▸ AIM OF THE TASK: Each line containing the word "期同比增速" needs to be copied.

▸ MATERIAL PROVIDED:
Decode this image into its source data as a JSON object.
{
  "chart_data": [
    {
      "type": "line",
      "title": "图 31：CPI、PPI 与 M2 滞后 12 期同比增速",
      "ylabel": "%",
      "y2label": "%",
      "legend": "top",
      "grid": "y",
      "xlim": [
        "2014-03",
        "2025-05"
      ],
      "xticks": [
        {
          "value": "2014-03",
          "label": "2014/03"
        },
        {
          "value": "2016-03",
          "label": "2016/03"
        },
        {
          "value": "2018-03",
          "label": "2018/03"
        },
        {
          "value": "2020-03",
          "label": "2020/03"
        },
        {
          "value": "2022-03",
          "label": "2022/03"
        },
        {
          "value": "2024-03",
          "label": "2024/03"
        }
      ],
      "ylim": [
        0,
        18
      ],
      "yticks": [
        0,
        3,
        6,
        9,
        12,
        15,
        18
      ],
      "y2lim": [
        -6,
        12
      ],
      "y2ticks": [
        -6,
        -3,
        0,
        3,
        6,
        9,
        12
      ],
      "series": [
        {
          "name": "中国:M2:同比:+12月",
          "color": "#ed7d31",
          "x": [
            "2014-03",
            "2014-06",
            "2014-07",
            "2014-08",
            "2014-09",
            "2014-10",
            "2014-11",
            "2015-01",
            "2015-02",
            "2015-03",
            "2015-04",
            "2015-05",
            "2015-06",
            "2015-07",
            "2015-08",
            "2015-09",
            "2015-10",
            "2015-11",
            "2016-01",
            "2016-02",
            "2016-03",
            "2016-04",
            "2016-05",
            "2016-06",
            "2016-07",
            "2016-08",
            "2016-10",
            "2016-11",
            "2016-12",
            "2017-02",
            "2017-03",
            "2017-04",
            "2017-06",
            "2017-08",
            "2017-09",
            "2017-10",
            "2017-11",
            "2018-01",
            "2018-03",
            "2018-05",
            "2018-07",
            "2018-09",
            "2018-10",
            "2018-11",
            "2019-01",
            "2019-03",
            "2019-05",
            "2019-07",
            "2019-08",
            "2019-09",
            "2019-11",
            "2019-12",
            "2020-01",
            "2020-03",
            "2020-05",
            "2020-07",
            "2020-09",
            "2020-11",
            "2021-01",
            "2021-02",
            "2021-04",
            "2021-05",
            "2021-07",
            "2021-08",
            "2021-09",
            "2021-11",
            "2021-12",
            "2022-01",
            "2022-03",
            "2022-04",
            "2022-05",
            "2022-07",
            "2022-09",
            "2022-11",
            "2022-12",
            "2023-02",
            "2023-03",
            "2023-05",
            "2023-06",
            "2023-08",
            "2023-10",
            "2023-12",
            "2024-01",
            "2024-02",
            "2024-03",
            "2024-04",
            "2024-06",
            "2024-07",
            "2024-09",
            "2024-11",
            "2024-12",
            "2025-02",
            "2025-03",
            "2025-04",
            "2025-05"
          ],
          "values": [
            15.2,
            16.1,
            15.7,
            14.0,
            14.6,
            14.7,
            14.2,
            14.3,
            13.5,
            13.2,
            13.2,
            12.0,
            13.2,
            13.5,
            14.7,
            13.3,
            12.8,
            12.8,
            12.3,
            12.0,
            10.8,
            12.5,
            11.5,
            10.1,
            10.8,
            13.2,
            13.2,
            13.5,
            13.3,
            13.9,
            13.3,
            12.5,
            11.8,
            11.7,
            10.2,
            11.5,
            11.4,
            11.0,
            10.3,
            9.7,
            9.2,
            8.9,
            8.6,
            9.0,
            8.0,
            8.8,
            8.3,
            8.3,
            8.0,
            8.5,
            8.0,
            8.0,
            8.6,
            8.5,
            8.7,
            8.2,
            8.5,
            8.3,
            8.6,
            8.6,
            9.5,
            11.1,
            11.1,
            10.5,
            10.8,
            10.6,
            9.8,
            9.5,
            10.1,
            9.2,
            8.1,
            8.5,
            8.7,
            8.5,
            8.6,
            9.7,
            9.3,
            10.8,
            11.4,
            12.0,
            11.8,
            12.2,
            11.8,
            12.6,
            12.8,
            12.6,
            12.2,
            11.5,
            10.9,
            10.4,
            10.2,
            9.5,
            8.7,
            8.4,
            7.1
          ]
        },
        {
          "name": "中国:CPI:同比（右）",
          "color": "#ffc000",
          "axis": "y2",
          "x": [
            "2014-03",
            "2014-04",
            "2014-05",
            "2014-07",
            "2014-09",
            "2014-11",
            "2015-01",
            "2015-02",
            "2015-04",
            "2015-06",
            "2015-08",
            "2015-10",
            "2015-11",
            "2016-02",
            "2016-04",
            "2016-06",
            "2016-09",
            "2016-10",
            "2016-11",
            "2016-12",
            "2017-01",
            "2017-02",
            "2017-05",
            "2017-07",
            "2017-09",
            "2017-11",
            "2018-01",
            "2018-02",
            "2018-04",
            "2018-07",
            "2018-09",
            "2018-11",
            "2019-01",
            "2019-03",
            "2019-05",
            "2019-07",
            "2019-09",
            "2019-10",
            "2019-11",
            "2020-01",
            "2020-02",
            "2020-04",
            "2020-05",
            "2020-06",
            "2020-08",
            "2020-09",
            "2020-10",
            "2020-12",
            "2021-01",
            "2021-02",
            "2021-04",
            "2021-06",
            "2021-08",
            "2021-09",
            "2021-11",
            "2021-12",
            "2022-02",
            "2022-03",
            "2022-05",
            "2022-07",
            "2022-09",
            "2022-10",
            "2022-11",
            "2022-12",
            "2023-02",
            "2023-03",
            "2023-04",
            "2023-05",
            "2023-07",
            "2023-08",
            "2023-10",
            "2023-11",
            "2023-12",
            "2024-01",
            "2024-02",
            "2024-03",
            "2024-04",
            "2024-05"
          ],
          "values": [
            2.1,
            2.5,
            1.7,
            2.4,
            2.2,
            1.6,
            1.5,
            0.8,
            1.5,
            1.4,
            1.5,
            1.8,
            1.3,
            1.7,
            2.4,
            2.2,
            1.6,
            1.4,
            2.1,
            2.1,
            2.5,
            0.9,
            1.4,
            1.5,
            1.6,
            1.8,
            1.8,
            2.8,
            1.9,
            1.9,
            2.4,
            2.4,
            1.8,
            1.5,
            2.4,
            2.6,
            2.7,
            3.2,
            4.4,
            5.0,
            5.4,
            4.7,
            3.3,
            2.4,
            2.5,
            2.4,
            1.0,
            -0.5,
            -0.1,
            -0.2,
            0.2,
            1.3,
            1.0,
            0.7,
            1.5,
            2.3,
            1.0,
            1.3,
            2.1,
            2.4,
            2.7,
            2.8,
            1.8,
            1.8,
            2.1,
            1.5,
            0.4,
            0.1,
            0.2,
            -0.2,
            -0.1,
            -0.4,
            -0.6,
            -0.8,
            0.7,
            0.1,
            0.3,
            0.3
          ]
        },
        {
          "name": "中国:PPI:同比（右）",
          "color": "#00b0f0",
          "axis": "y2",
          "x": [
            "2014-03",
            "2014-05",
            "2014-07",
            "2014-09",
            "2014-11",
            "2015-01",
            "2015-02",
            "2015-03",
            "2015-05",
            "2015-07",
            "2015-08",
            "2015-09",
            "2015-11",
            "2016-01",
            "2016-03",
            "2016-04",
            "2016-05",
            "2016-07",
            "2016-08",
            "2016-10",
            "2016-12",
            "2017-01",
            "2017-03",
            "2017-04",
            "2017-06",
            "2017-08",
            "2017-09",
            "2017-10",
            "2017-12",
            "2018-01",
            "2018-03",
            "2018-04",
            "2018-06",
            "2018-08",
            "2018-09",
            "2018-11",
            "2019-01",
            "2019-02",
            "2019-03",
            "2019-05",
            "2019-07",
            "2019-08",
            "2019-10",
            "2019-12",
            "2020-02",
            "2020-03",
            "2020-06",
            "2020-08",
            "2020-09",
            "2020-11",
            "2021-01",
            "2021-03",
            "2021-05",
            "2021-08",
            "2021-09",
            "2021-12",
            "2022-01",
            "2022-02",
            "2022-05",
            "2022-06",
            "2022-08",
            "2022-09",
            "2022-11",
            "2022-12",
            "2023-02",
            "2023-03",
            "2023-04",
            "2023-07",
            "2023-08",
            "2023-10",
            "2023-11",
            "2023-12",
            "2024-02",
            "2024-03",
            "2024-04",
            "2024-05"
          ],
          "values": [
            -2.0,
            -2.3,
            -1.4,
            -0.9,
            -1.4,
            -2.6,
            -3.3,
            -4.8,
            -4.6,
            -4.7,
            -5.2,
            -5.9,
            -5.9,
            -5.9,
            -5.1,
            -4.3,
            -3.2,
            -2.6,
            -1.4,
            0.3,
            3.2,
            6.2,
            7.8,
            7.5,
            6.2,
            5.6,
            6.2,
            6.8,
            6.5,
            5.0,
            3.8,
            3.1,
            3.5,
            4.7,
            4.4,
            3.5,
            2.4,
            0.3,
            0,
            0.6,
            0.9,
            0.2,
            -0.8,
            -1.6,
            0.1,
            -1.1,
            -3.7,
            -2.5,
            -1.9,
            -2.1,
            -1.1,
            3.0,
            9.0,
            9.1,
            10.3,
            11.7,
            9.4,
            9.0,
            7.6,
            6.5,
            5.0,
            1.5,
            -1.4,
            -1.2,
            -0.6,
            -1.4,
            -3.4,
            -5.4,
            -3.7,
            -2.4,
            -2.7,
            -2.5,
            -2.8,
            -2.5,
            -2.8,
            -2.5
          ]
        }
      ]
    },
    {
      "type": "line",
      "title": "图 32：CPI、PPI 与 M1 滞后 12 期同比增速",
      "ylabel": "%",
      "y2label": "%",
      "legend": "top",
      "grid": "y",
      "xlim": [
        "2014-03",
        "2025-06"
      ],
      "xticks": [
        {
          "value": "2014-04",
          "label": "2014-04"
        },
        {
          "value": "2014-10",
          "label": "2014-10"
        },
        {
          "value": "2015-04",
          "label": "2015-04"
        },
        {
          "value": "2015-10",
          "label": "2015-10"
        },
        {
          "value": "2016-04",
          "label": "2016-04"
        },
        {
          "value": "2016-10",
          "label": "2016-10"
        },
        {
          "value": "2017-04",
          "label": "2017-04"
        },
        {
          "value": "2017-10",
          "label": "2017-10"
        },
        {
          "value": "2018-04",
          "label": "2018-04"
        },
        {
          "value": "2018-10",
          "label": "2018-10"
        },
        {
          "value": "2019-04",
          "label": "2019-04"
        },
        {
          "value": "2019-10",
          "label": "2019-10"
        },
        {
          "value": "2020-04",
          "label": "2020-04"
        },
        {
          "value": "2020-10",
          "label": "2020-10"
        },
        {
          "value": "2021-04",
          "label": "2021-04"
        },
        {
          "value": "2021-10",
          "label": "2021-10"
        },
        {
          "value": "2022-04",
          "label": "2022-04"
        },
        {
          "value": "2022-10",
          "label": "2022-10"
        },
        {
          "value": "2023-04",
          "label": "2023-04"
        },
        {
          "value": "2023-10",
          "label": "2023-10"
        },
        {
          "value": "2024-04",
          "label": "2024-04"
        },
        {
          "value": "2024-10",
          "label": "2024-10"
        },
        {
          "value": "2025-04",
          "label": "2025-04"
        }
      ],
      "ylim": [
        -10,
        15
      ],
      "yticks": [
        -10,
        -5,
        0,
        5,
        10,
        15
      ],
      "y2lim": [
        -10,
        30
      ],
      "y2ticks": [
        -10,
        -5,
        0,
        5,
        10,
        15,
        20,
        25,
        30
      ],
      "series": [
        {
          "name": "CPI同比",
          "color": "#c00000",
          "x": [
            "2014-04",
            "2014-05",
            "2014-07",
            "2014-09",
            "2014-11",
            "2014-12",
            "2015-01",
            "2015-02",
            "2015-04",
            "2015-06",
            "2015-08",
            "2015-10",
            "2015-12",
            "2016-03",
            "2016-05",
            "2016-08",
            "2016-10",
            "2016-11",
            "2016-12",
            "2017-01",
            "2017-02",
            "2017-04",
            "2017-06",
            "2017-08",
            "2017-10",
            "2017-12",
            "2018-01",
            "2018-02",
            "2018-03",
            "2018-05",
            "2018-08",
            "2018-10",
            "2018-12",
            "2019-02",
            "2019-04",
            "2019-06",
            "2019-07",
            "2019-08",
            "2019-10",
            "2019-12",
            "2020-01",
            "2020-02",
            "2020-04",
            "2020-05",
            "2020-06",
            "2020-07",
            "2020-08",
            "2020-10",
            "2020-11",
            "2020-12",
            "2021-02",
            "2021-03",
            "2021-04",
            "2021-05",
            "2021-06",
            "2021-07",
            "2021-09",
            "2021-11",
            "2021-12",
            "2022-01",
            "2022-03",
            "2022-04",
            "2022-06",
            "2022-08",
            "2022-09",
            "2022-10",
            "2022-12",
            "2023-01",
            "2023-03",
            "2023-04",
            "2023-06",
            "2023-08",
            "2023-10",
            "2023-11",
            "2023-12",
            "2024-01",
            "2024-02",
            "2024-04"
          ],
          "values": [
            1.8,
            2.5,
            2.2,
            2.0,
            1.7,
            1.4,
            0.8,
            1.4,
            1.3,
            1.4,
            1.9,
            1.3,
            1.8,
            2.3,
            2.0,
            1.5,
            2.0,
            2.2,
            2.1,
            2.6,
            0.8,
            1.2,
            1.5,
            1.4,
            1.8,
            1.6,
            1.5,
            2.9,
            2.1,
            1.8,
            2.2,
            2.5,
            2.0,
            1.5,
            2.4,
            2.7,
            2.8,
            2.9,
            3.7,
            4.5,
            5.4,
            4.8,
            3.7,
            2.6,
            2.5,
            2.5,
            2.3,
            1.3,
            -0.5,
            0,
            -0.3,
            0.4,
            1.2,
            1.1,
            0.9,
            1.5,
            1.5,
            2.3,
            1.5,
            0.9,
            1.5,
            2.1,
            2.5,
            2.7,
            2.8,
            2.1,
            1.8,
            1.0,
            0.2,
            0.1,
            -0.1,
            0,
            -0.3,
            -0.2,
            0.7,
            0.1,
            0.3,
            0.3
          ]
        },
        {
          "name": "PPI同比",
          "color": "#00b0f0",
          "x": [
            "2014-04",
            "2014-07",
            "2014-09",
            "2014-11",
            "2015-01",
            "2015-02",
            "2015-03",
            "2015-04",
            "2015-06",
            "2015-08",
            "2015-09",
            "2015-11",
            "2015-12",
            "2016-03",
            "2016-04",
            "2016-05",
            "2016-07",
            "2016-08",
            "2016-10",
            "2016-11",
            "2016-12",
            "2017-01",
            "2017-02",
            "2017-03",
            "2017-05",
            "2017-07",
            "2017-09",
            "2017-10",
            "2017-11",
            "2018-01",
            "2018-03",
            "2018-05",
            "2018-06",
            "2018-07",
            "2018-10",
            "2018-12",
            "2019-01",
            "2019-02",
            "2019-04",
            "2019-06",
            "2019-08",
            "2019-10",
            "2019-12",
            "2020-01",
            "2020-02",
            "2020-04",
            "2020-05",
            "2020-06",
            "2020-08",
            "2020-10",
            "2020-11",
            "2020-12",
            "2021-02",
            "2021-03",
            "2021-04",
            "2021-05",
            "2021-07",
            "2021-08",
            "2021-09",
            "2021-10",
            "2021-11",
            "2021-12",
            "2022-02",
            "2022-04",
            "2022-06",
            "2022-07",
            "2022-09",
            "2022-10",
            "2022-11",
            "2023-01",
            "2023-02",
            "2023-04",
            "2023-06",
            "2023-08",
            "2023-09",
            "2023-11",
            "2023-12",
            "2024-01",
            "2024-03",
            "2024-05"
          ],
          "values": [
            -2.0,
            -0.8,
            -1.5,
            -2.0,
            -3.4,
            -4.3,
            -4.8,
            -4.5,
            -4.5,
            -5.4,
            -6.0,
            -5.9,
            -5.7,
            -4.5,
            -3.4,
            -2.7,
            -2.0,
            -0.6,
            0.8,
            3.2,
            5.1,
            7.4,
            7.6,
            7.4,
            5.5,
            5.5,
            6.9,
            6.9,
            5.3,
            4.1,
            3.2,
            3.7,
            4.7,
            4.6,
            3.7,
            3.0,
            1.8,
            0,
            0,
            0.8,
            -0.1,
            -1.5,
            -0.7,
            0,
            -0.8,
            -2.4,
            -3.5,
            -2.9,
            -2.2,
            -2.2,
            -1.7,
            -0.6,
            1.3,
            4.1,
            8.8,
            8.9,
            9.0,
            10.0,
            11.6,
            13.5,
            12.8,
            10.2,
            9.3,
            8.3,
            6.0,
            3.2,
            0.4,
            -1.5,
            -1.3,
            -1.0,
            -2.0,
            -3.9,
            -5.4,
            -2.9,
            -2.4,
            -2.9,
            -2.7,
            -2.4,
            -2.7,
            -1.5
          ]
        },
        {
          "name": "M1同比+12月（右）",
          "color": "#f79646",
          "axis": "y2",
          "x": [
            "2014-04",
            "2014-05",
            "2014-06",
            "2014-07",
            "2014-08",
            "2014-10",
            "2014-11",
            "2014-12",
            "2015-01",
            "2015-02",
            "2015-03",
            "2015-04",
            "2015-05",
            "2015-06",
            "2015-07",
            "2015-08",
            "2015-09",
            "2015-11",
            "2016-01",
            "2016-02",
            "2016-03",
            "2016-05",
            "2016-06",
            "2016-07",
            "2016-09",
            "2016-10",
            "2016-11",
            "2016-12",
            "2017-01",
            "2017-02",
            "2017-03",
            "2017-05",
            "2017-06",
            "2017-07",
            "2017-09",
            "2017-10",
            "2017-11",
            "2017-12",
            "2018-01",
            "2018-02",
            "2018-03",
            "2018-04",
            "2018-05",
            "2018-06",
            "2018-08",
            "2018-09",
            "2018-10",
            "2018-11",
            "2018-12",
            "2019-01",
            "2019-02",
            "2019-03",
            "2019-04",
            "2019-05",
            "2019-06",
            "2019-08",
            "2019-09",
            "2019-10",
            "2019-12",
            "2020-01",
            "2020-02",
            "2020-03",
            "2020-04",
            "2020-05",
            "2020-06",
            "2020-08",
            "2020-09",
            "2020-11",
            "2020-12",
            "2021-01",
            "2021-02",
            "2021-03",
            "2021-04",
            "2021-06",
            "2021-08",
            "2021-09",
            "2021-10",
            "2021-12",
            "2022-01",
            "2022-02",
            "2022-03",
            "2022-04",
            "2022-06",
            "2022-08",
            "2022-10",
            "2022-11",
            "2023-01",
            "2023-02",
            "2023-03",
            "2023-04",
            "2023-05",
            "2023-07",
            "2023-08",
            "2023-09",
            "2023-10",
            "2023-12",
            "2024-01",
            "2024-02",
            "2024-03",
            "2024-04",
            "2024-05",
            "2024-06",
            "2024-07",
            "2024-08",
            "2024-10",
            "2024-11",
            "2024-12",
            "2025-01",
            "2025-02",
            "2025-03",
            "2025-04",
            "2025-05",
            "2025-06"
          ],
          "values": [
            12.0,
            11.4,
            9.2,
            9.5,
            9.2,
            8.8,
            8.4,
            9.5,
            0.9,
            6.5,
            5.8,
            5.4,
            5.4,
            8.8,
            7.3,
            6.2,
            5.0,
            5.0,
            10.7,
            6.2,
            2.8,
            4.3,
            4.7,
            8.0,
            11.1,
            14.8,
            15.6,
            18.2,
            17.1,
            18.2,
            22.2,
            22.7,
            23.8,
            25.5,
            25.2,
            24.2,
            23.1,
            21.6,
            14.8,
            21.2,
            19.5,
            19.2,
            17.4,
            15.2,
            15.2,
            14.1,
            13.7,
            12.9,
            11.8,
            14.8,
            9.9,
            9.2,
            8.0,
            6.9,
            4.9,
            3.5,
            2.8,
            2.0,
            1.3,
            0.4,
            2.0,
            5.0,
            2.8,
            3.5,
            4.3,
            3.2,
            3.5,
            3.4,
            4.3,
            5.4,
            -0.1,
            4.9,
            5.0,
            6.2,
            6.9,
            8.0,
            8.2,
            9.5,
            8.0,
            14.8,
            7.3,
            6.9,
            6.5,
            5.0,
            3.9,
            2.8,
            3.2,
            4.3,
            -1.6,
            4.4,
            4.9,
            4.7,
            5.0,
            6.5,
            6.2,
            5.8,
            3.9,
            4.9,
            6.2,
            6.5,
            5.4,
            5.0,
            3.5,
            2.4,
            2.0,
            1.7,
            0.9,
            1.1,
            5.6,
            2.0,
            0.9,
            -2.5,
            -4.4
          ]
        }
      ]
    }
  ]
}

▸ RESULT OF THE TASK:
      "title": "图 31：CPI、PPI 与 M2 滞后 12 期同比增速",
      "title": "图 32：CPI、PPI 与 M1 滞后 12 期同比增速",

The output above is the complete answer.